Raw records >>
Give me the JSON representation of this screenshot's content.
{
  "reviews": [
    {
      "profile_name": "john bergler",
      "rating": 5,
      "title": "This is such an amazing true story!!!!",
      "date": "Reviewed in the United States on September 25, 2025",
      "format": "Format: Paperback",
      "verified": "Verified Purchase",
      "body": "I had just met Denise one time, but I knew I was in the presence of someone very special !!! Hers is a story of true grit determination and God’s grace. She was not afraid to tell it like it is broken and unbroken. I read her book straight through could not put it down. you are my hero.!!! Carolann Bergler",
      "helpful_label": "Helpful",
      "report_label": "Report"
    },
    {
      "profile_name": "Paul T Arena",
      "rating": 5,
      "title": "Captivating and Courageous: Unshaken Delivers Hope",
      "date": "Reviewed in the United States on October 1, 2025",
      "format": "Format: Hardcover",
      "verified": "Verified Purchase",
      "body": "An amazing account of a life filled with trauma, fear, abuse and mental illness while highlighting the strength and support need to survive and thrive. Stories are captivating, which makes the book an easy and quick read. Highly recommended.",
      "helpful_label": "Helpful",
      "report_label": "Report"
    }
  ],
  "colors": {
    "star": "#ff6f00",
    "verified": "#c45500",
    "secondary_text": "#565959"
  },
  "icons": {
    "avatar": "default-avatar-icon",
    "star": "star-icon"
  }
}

Instructions for the task >>
Extract the listing in its entirety and repeat it exactly.

Task result >>
Give me the JSON representation of this screenshot's content.
{
  "reviews": [
    {
      "profile_name": "john bergler",
      "rating": 5,
      "title": "This is such an amazing true story!!!!",
      "date": "Reviewed in the United States on September 25, 2025",
      "format": "Format: Paperback",
      "verified": "Verified Purchase",
      "body": "I had just met Denise one time, but I knew I was in the presence of someone very special !!! Hers is a story of true grit determination and God’s grace. She was not afraid to tell it like it is broken and unbroken. I read her book straight through could not put it down. you are my hero.!!! Carolann Bergler",
      "helpful_label": "Helpful",
      "report_label": "Report"
    },
    {
      "profile_name": "Paul T Arena",
      "rating": 5,
      "title": "Captivating and Courageous: Unshaken Delivers Hope",
      "date": "Reviewed in the United States on October 1, 2025",
      "format": "Format: Hardcover",
      "verified": "Verified Purchase",
      "body": "An amazing account of a life filled with trauma, fear, abuse and mental illness while highlighting the strength and support need to survive and thrive. Stories are captivating, which makes the book an easy and quick read. Highly recommended.",
      "helpful_label": "Helpful",
      "report_label": "Report"
    }
  ],
  "colors": {
    "star": "#ff6f00",
    "verified": "#c45500",
    "secondary_text": "#565959"
  },
  "icons": {
    "avatar": "default-avatar-icon",
    "star": "star-icon"
  }
}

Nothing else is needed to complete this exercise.